(Exercise 1) Summarize the review excerpt in two sentences.

(Extract)
◆ ◆ ◆ ◆ ◆

Tag Archives: Ableton Live

Review: OSCiLLOT by MAX for Cats

Nord Modular has long been said to be the best software/hardware alternative to modular synthesizers, but there is one major problem. The software is no longer supported, and as a result there are issues with compatibility with modern operating systems.  For a long time there really was not much in the way of replacing it.This has presented an issue as Nord has not expressed much interest in revisiting this product even with the ever expanded popularity of modular synthesizers. In addition there really wasn’t many software plugins or products which accurately reflected modular systems. One that has not really started to resolve itself until very recently, and eloquently until now.

MAX and Reaktor both sell themselves a bit like modular systems, but they are visual programming languages, as such they require both skill and time to learn development. A few years ago BEAP made the rounds for MAX, and Modular X for Reaktor. This put some of the actual functionality of modular systems a bit closer in these two programs. But both had their flaws. BEAP was monophonic, and required opening MAX to edit signal flows, to be later recorded in live. This made it a bit less intuitive and broke up workflows for customization. BEAP though was a great learning tool for introducing one to modular synthesis, but also a great tool for those who use MAX extensively in their art and performance. Modular X presented its own issues for Reaktor, largely based around ease of use and design. Creating a custom system took a fair degree of work, so much so built systems for Modular X such as the Allegheny Modular have appeared. This is not to say either of these programs and frameworks were bad, they made huge strides towards pushing the actual spirit of modular systems into software platforms. But both created barriers and pain points that limited how practical they were.

◆ ◆ ◆ ◆ ◆

(Stored data)
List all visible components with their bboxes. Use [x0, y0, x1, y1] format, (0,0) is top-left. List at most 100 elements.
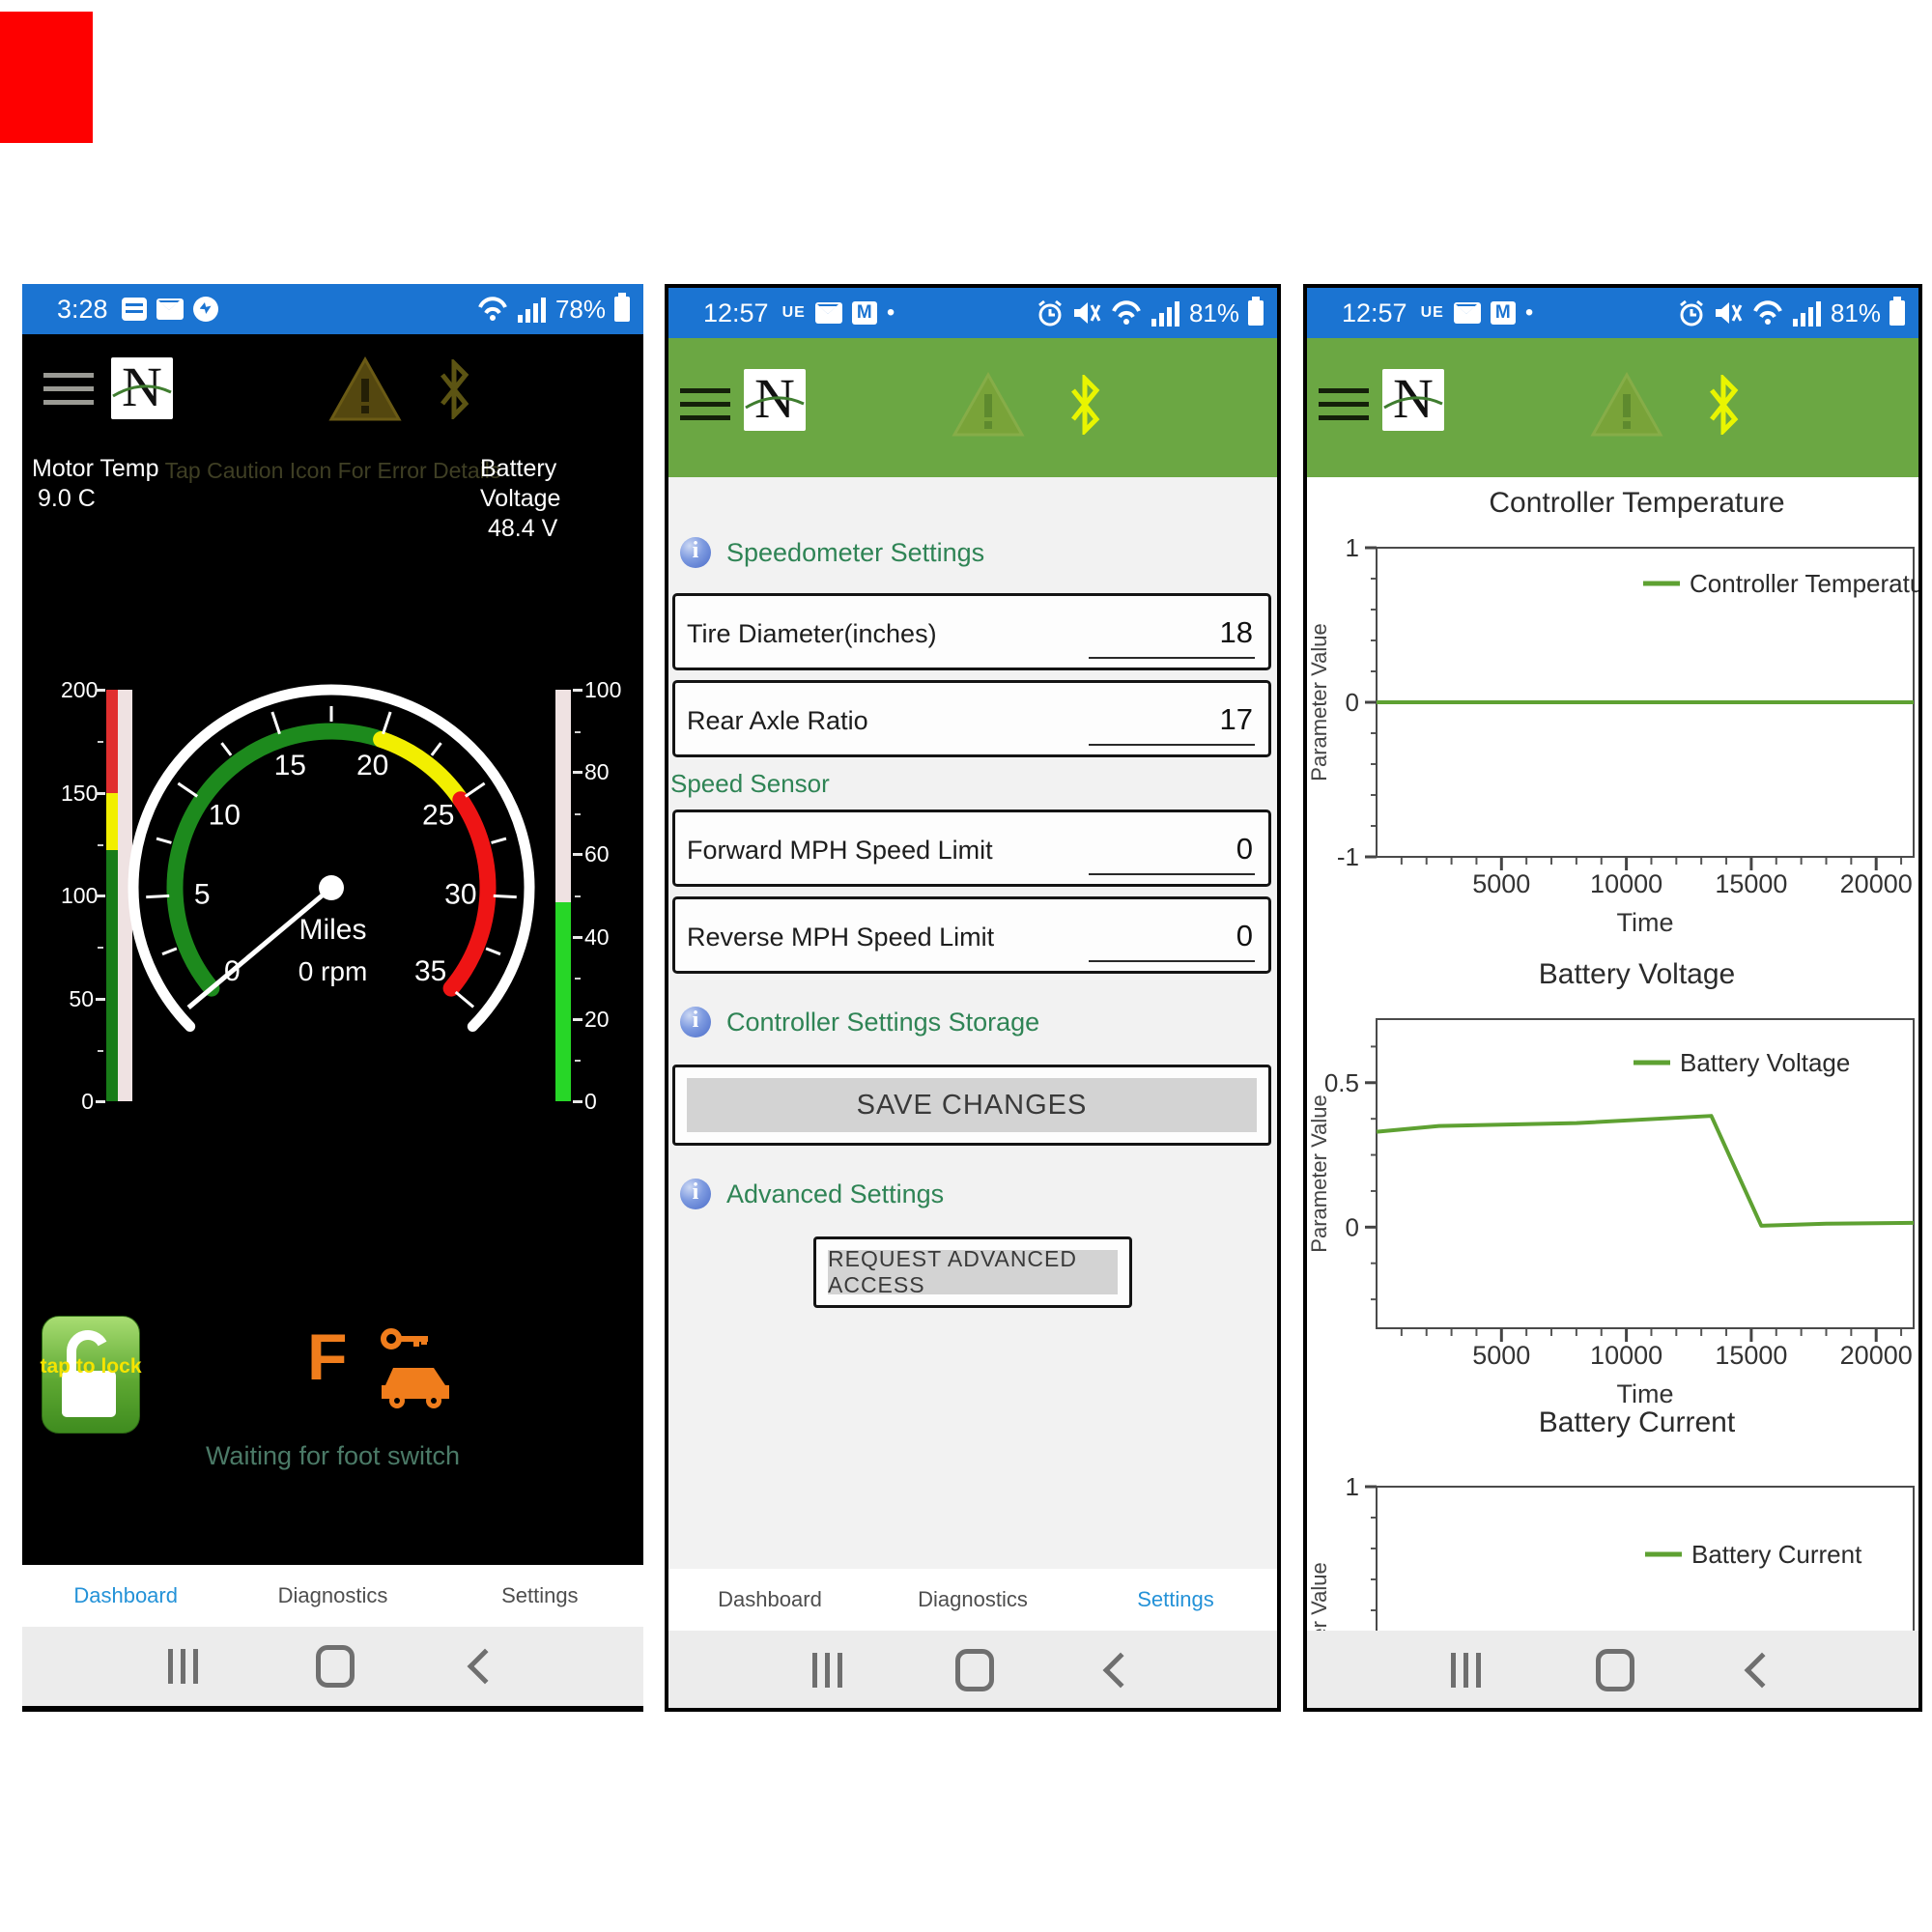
svg-text:Controller Temperature: Controller Temperature	[1690, 569, 1918, 598]
nav-tab-settings[interactable]: Settings	[1137, 1587, 1214, 1611]
controller-storage-section: Controller Settings Storage	[680, 1007, 1039, 1037]
recents-button[interactable]	[811, 1653, 842, 1688]
motor-temp-value: 9.0 C	[38, 485, 96, 512]
android-nav-bar	[22, 1627, 643, 1706]
chart-title-battery-voltage: Battery Voltage	[1538, 958, 1736, 990]
svg-text:15000: 15000	[1715, 869, 1787, 898]
nav-tab-diagnostics[interactable]: Diagnostics	[918, 1587, 1028, 1611]
nav-tab-settings[interactable]: Settings	[501, 1583, 579, 1607]
battery-icon	[614, 293, 630, 322]
caution-icon[interactable]	[1589, 371, 1664, 439]
app-bottom-nav: Dashboard Diagnostics Settings	[668, 1569, 1277, 1631]
request-advanced-access-label: REQUEST ADVANCED ACCESS	[828, 1246, 1118, 1297]
field-value[interactable]: 0	[1236, 919, 1253, 952]
app-logo: N	[744, 369, 806, 431]
battery-percent-text: 81%	[1188, 298, 1239, 327]
section-label: Controller Settings Storage	[726, 1007, 1040, 1037]
android-nav-bar	[668, 1631, 1277, 1708]
android-nav-bar	[1307, 1631, 1918, 1708]
svg-text:10000: 10000	[1590, 869, 1662, 898]
battery-voltage-readout: Battery Voltage 48.4 V	[480, 454, 643, 544]
home-button[interactable]	[316, 1645, 355, 1688]
recents-button[interactable]	[1451, 1653, 1482, 1688]
caution-hint-text: Tap Caution Icon For Error Details	[164, 458, 501, 483]
battery-icon	[1889, 297, 1905, 326]
field-label: Rear Axle Ratio	[687, 706, 868, 735]
gear-indicator: F	[307, 1321, 348, 1394]
phone-diagnostics: 12:57 UE M •	[1303, 284, 1922, 1712]
svg-text:20: 20	[356, 750, 388, 781]
field-value[interactable]: 17	[1219, 702, 1253, 736]
chart-title-battery-current: Battery Current	[1538, 1406, 1736, 1438]
wifi-icon	[1753, 300, 1782, 325]
info-icon[interactable]	[680, 1007, 711, 1037]
phone-dashboard: 3:28 78%	[22, 284, 643, 1712]
info-icon[interactable]	[680, 537, 711, 568]
back-button[interactable]	[1102, 1652, 1139, 1689]
status-bar: 12:57 UE M •	[668, 288, 1277, 338]
advanced-settings-section: Advanced Settings	[680, 1179, 944, 1209]
svg-text:25: 25	[422, 800, 454, 832]
svg-text:30: 30	[444, 879, 476, 911]
field-value[interactable]: 0	[1236, 832, 1253, 866]
clock-text: 12:57	[1342, 298, 1407, 327]
alarm-icon	[1038, 299, 1062, 327]
bluetooth-icon[interactable]	[1068, 375, 1101, 435]
recents-button[interactable]	[168, 1649, 198, 1684]
menu-button[interactable]	[1319, 388, 1369, 427]
bluetooth-icon[interactable]	[438, 359, 470, 419]
svg-text:20000: 20000	[1840, 869, 1913, 898]
status-bar: 3:28 78%	[22, 284, 643, 334]
svg-text:Time: Time	[1617, 908, 1674, 937]
signal-strength-icon	[1151, 301, 1179, 327]
nav-tab-diagnostics[interactable]: Diagnostics	[277, 1583, 388, 1607]
menu-button[interactable]	[43, 373, 94, 412]
red-corner-marker	[0, 12, 93, 143]
caution-icon[interactable]	[327, 355, 403, 423]
home-button[interactable]	[955, 1649, 995, 1691]
rear-axle-ratio-field: Rear Axle Ratio 17	[672, 680, 1271, 757]
section-label: Advanced Settings	[726, 1179, 945, 1208]
bluetooth-icon[interactable]	[1707, 375, 1740, 435]
app-header: N	[668, 338, 1277, 477]
caution-icon[interactable]	[951, 371, 1026, 439]
request-advanced-access-button[interactable]: REQUEST ADVANCED ACCESS	[813, 1236, 1132, 1308]
clock-text: 12:57	[703, 298, 769, 327]
forward-speed-limit-field: Forward MPH Speed Limit 0	[672, 810, 1271, 887]
car-key-icon	[381, 1328, 449, 1408]
home-button[interactable]	[1595, 1649, 1634, 1691]
open-padlock-icon	[62, 1330, 116, 1417]
gauge-unit-label: Miles	[298, 914, 367, 946]
nav-tab-dashboard[interactable]: Dashboard	[718, 1587, 822, 1611]
svg-text:5000: 5000	[1472, 1341, 1530, 1370]
app-header: N	[22, 334, 643, 458]
back-button[interactable]	[1744, 1652, 1780, 1689]
back-button[interactable]	[467, 1648, 503, 1685]
settings-content: Speedometer Settings Tire Diameter(inche…	[668, 477, 1277, 1708]
speedometer-settings-section: Speedometer Settings	[680, 537, 984, 568]
status-bar: 12:57 UE M •	[1307, 288, 1918, 338]
svg-text:Parameter Value: Parameter Value	[1307, 623, 1331, 781]
signal-strength-icon	[517, 298, 546, 323]
field-value[interactable]: 18	[1219, 615, 1253, 649]
info-icon[interactable]	[680, 1179, 711, 1209]
nav-tab-dashboard[interactable]: Dashboard	[73, 1583, 178, 1607]
speed-sensor-label: Speed Sensor	[670, 769, 830, 798]
save-changes-button[interactable]: SAVE CHANGES	[672, 1065, 1271, 1146]
field-label: Forward MPH Speed Limit	[687, 836, 993, 865]
svg-text:0.5: 0.5	[1324, 1068, 1359, 1097]
menu-button[interactable]	[680, 388, 730, 427]
notification-dot: •	[886, 299, 895, 326]
svg-text:0: 0	[1346, 1212, 1359, 1241]
svg-text:-1: -1	[1337, 842, 1359, 871]
svg-text:Parameter Value: Parameter Value	[1307, 1094, 1331, 1252]
wifi-icon	[1112, 300, 1141, 325]
svg-text:20000: 20000	[1840, 1341, 1913, 1370]
app-bottom-nav: Dashboard Diagnostics Settings	[22, 1565, 643, 1627]
section-label: Speedometer Settings	[726, 537, 985, 567]
phone-settings: 12:57 UE M •	[665, 284, 1281, 1712]
tire-diameter-field: Tire Diameter(inches) 18	[672, 593, 1271, 670]
save-changes-label: SAVE CHANGES	[687, 1078, 1257, 1132]
tap-to-lock-button[interactable]: tap to lock	[40, 1316, 142, 1434]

◆ ◆ ◆ ◆ ◆

(Exercise 2) In the rows, rewrite the part that opens with the line containing "svg-text:Controller Temperature: Controller" and closes with the line containing "1587, 1028, 1611]", replacing "Temperature" with "Heat" and leaving everything else unchanged.

(Worked solution 1) Nord Modular has long been called the best software/hardware alternative to modular synthesizers, but its software is no longer supported and has compatibility issues with modern operating systems, and few software products accurately reflected modular systems. BEAP for MAX and Modular X for Reaktor brought modular functionality closer, but BEAP was monophonic and required opening MAX to edit signal flows, while Modular X had issues with ease of use and design, so both created barriers that limited how practical they were.

(Worked solution 2)
svg-text:Controller Heat: Controller Heat	[1690, 569, 1918, 598]
nav-tab-settings[interactable]: Settings	[1137, 1587, 1214, 1611]
controller-storage-section: Controller Settings Storage	[680, 1007, 1039, 1037]
recents-button[interactable]	[811, 1653, 842, 1688]
motor-temp-value: 9.0 C	[38, 485, 96, 512]
android-nav-bar	[22, 1627, 643, 1706]
chart-title-battery-voltage: Battery Voltage	[1538, 958, 1736, 990]
svg-text:15000: 15000	[1715, 869, 1787, 898]
nav-tab-diagnostics[interactable]: Diagnostics	[918, 1587, 1028, 1611]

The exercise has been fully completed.